> EXERCISE DATA
>>

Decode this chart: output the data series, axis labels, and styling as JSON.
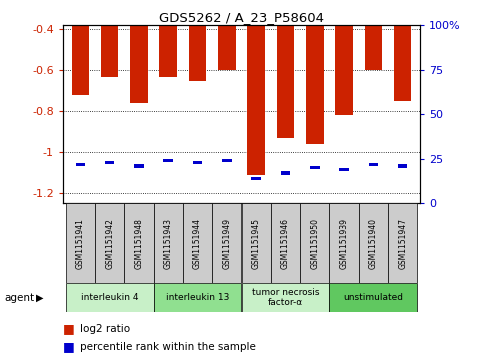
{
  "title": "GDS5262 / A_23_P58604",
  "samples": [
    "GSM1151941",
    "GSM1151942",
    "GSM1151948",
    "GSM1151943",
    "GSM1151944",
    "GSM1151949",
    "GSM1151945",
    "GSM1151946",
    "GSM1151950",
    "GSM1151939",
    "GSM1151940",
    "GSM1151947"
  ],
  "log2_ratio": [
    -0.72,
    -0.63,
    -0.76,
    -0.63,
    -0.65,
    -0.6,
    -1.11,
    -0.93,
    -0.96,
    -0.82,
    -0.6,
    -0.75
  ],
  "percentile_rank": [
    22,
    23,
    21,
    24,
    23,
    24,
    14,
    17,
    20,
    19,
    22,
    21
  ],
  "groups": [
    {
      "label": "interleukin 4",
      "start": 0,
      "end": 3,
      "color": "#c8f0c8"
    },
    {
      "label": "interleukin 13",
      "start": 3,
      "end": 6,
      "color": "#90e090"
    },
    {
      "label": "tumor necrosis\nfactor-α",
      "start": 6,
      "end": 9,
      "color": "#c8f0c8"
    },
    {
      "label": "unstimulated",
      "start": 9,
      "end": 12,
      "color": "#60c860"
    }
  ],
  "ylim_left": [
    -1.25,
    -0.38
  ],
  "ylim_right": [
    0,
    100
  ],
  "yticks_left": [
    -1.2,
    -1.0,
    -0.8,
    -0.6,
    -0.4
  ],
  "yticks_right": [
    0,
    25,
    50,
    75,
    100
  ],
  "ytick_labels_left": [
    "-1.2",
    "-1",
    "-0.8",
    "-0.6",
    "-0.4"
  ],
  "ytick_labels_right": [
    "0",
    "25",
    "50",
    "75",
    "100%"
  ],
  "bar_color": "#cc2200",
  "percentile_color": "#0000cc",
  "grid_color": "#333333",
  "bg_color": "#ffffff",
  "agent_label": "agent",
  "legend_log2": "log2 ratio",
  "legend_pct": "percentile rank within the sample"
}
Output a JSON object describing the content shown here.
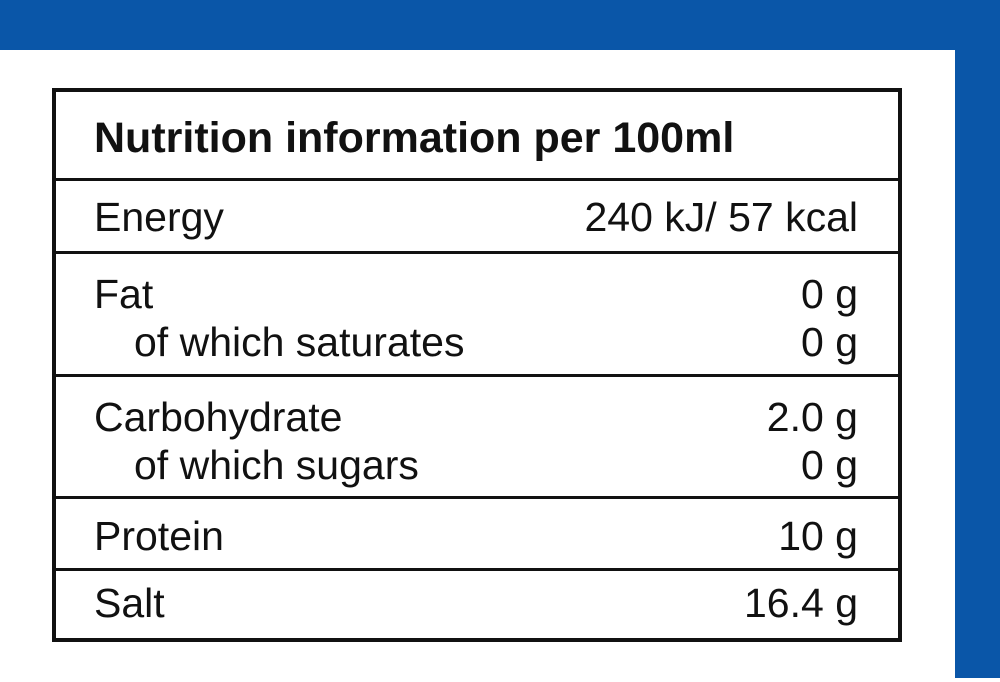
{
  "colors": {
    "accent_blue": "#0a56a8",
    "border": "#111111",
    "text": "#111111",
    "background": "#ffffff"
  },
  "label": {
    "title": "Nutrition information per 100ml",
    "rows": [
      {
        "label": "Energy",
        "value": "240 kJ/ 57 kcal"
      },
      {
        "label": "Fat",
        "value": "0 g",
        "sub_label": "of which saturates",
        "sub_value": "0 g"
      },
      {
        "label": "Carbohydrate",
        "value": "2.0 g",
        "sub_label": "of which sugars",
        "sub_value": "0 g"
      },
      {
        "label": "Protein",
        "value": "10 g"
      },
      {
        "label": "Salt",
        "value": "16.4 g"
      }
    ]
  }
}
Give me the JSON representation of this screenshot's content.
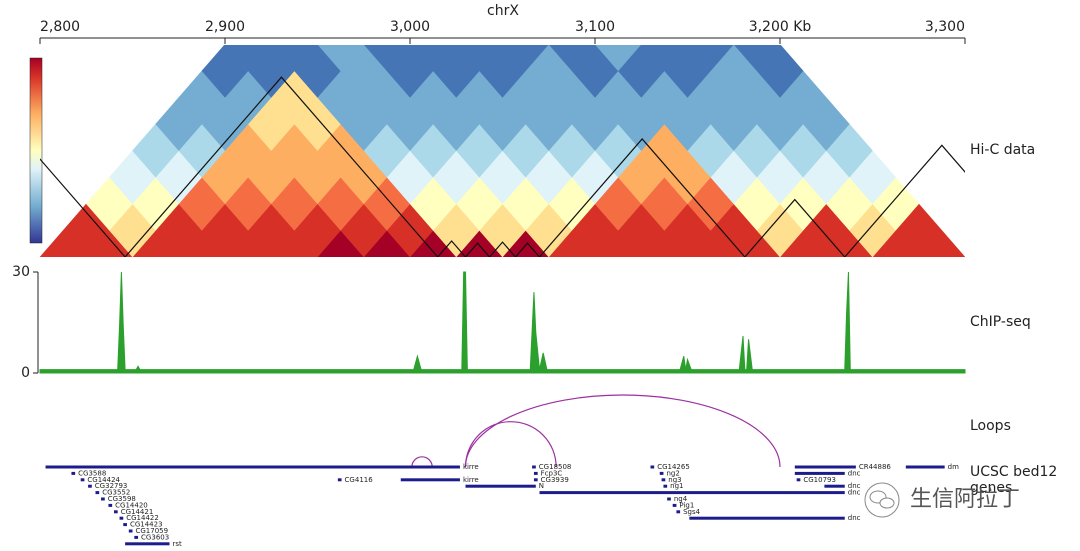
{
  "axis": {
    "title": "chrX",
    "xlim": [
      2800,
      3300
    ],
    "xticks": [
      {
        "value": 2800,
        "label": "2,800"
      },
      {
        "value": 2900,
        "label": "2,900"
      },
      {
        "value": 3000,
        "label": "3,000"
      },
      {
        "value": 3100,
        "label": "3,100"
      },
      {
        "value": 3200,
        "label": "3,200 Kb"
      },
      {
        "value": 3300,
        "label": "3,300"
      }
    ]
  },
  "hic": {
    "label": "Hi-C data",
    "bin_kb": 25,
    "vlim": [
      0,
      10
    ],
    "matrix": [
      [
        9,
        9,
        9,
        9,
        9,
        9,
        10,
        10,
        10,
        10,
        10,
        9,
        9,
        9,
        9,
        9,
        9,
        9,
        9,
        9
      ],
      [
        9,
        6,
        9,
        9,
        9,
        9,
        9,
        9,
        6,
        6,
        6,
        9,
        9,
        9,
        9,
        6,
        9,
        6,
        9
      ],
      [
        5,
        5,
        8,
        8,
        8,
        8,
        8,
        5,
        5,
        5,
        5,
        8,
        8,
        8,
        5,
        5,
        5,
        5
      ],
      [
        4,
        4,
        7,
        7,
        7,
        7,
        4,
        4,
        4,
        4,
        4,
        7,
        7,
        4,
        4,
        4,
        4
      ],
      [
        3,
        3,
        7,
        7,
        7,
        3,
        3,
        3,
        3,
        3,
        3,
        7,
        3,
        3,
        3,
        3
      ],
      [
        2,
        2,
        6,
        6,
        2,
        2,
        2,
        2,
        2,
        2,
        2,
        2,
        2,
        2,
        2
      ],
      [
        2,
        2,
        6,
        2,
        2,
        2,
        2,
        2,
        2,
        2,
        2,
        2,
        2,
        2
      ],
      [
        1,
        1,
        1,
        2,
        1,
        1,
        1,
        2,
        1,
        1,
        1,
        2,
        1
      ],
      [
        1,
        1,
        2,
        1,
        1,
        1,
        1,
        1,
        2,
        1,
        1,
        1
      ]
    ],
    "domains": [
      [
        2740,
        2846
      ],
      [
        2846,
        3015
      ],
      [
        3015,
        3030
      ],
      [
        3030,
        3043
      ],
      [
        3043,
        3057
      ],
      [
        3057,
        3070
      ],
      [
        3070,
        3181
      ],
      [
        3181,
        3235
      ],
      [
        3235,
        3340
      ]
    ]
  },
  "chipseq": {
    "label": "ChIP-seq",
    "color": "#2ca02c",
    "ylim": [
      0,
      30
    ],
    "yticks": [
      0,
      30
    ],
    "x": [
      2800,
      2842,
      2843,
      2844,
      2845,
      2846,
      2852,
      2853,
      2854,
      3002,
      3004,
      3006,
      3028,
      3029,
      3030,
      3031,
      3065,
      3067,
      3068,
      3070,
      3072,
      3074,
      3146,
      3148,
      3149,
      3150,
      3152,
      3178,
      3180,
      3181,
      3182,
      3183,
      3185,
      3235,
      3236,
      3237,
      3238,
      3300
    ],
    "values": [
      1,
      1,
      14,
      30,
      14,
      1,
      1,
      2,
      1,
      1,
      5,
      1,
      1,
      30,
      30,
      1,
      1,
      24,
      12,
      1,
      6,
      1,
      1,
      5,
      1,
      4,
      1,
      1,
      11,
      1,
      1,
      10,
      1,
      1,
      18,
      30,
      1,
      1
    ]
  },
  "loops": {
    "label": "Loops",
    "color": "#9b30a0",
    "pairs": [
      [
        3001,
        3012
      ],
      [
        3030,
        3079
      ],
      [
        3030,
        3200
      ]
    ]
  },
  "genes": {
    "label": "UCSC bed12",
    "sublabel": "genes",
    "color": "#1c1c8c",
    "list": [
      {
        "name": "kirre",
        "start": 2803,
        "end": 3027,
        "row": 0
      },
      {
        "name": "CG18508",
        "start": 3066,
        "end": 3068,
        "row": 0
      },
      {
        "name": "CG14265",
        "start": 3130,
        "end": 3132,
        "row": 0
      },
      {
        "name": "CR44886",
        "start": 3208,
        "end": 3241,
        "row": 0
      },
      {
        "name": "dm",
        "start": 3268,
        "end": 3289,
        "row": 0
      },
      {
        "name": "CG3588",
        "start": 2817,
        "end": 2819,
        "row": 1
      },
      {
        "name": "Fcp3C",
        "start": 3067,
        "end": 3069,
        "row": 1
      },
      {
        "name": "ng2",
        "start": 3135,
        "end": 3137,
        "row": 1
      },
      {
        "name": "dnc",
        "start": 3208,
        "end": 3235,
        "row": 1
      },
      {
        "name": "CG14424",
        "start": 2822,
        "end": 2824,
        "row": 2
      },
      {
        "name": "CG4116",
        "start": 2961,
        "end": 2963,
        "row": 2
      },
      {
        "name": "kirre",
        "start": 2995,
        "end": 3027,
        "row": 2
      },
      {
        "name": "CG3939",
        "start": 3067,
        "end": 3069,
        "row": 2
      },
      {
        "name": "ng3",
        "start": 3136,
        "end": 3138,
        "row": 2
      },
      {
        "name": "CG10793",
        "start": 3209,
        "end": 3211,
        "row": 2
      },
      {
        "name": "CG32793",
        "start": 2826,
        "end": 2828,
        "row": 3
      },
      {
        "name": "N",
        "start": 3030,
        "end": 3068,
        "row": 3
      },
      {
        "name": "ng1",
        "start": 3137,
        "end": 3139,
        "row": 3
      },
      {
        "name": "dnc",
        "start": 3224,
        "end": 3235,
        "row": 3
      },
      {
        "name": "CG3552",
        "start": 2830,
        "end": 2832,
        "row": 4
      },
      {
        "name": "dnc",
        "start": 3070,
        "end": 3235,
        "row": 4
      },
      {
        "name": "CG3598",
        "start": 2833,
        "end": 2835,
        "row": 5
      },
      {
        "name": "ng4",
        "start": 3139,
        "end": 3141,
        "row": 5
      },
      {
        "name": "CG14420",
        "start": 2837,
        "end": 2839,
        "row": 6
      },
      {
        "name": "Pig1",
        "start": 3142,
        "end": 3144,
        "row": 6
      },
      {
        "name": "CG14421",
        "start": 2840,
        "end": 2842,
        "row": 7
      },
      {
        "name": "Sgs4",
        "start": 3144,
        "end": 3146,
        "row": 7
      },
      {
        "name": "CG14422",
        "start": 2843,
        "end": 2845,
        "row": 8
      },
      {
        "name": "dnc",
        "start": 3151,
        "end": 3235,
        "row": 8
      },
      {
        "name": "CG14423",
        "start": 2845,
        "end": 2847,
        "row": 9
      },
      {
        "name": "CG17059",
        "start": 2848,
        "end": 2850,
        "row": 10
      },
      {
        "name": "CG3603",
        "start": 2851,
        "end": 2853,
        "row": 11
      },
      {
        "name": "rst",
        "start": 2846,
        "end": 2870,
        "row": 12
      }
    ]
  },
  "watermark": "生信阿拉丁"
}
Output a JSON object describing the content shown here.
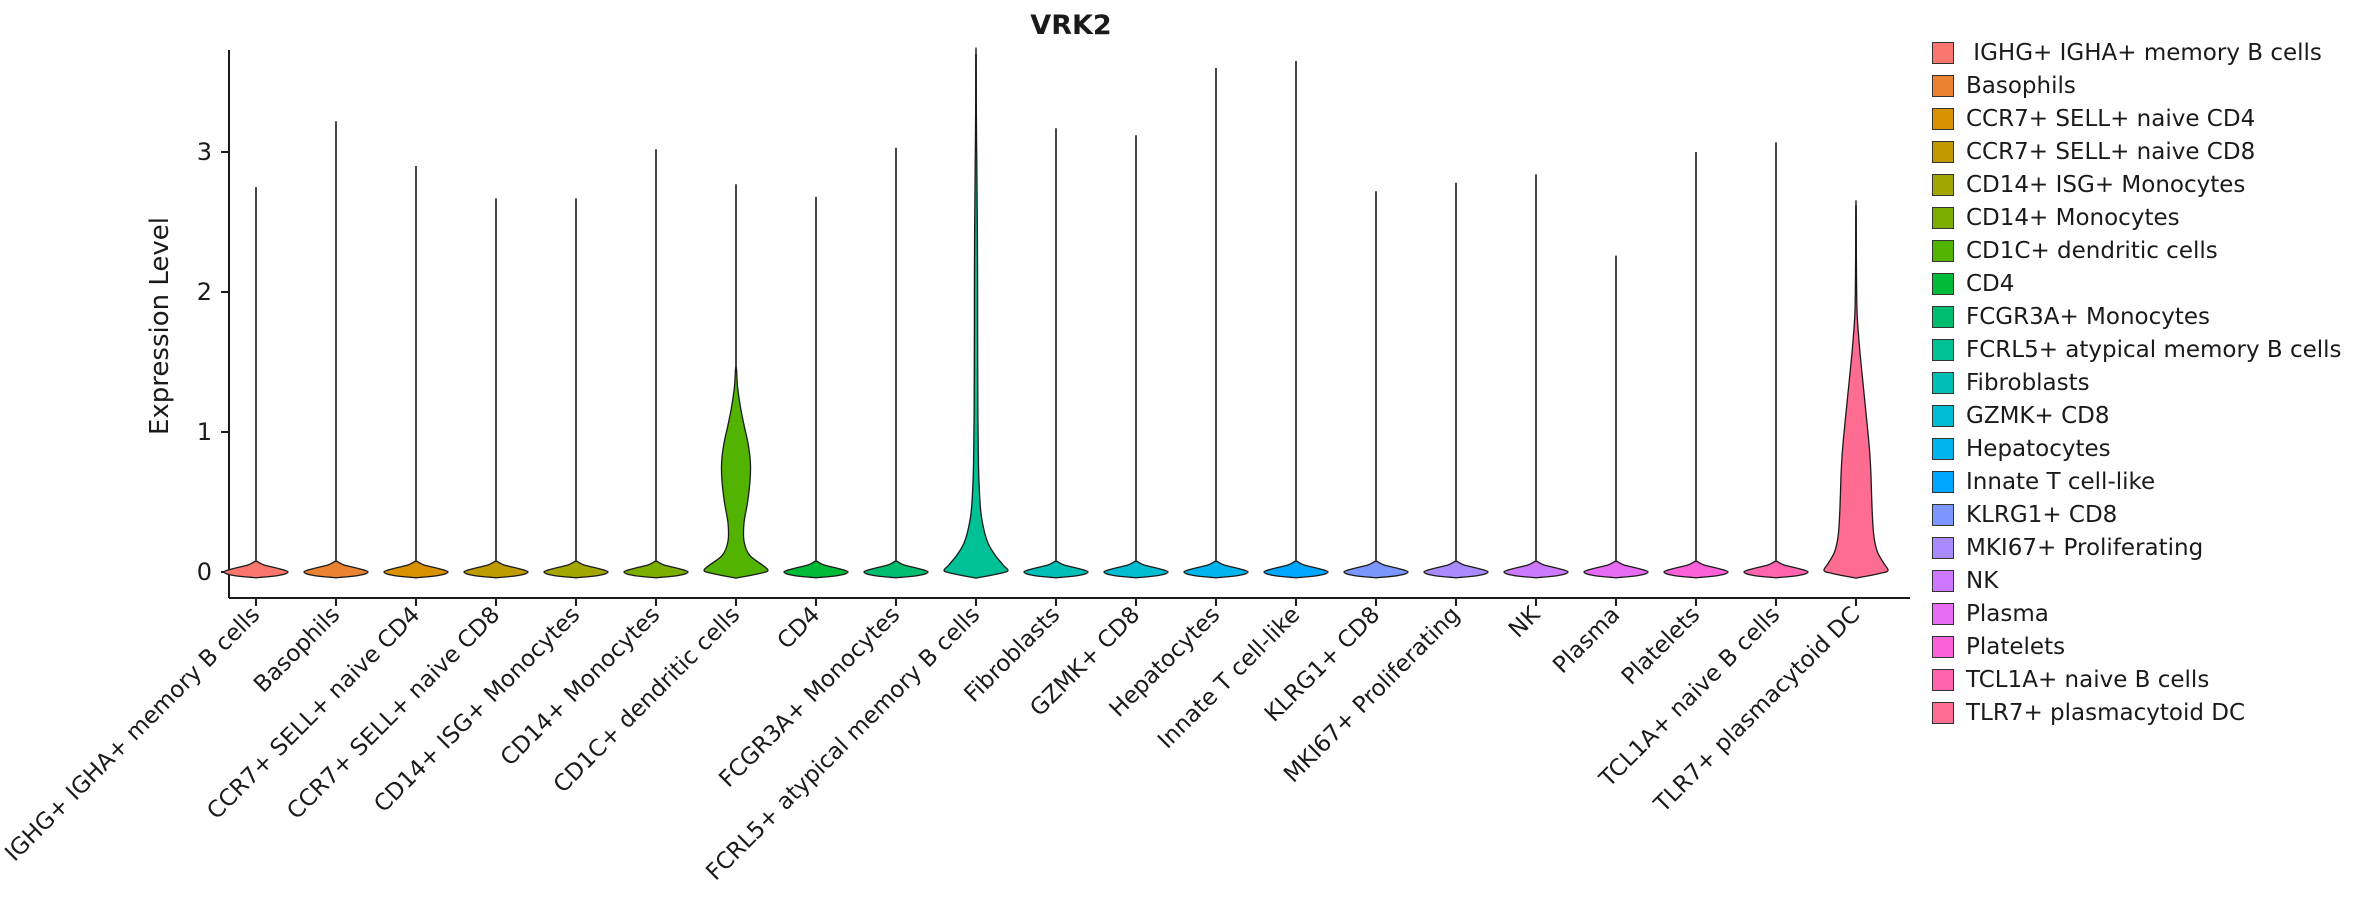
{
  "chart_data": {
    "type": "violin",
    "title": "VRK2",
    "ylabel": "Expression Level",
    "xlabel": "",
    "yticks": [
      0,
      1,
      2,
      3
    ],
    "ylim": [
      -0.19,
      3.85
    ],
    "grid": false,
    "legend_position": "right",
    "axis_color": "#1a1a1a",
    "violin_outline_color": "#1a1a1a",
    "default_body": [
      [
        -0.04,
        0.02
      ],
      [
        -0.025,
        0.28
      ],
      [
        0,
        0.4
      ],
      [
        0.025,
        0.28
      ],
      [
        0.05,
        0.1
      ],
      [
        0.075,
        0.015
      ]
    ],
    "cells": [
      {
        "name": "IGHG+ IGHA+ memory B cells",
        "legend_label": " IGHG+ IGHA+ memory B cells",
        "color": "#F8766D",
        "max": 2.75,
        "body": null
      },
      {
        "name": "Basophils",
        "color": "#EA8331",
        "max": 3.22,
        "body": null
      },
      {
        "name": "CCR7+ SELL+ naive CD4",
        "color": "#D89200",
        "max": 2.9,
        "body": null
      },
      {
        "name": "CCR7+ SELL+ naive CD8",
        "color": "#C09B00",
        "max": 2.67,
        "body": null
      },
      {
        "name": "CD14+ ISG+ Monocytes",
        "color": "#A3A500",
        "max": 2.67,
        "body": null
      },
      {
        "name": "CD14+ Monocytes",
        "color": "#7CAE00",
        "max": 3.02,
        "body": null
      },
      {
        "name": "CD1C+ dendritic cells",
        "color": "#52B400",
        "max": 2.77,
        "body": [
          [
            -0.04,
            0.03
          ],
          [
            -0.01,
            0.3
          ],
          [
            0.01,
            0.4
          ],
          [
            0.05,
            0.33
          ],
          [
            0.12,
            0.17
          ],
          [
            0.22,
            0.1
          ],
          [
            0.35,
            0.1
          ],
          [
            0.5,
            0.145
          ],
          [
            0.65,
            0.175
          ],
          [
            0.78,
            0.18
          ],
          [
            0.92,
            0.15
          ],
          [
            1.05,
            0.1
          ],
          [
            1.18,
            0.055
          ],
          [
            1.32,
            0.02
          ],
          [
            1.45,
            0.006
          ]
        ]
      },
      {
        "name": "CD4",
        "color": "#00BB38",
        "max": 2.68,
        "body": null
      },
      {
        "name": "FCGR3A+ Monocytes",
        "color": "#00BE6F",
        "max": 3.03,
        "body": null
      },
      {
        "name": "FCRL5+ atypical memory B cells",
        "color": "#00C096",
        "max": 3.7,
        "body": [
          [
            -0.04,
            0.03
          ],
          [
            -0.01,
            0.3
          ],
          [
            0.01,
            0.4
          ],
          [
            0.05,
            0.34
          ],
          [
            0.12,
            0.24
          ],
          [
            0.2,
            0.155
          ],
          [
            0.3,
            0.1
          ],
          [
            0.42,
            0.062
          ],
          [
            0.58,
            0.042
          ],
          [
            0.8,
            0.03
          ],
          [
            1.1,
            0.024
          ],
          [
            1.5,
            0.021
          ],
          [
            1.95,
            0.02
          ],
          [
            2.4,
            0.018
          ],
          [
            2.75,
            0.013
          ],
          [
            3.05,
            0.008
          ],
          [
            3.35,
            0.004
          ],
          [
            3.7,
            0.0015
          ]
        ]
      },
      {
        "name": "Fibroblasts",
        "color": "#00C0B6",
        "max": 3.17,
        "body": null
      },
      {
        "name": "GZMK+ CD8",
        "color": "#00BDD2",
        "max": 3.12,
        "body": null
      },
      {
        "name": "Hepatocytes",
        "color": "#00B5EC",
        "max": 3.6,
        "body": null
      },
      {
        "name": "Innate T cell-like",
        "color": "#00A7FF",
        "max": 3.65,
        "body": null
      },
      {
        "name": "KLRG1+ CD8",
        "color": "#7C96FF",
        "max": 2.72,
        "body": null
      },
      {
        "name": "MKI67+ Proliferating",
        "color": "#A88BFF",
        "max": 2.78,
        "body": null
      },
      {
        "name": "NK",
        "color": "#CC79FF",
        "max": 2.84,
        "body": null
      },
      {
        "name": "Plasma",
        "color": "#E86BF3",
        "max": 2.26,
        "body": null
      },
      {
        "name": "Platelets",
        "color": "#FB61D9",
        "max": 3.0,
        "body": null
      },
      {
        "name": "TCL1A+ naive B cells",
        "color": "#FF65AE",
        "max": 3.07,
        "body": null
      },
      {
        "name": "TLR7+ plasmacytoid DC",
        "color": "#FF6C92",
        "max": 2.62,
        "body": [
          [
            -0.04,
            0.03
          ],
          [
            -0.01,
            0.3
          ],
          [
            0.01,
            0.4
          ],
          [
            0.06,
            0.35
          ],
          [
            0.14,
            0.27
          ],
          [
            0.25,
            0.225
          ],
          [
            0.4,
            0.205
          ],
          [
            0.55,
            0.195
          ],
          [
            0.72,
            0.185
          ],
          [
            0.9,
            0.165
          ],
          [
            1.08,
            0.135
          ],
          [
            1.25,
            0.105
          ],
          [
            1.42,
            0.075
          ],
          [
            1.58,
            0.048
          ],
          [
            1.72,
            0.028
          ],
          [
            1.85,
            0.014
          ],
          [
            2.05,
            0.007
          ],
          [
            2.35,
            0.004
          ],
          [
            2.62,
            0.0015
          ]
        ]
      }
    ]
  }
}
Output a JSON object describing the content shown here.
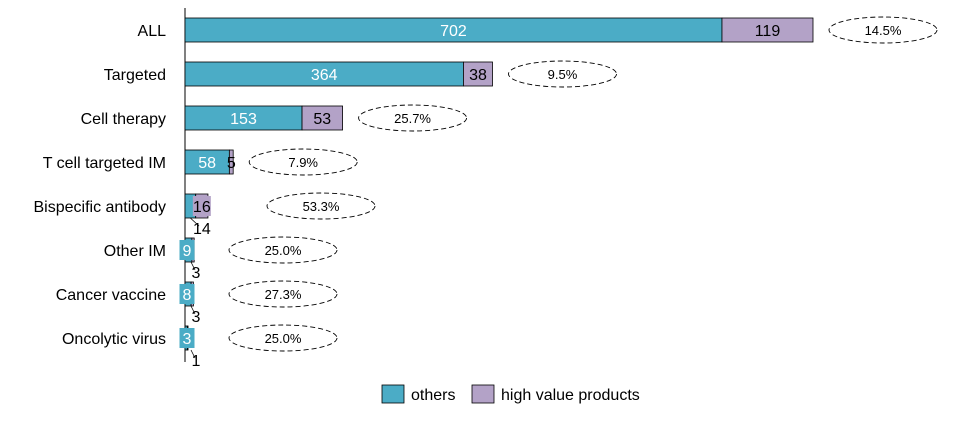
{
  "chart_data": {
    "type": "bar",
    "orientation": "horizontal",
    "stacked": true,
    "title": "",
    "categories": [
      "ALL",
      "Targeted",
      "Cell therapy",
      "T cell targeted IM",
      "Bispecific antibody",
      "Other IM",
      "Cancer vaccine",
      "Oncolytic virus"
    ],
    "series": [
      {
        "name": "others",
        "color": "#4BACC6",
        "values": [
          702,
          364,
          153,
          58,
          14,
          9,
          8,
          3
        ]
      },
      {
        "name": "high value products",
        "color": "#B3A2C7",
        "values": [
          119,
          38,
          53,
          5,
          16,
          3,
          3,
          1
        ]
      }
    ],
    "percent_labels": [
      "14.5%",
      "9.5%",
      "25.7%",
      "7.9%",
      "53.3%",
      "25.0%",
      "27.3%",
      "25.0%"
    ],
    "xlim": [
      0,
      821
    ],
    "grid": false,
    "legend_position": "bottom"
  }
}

<<

> EXERCISE BRIEF
Copy out every line of the data that includes "this".

> WRITTEN ANSWER
Decode this chart: output the data series, axis labels, and styling as JSON.
Give me the JSON representation of this screenshot's content.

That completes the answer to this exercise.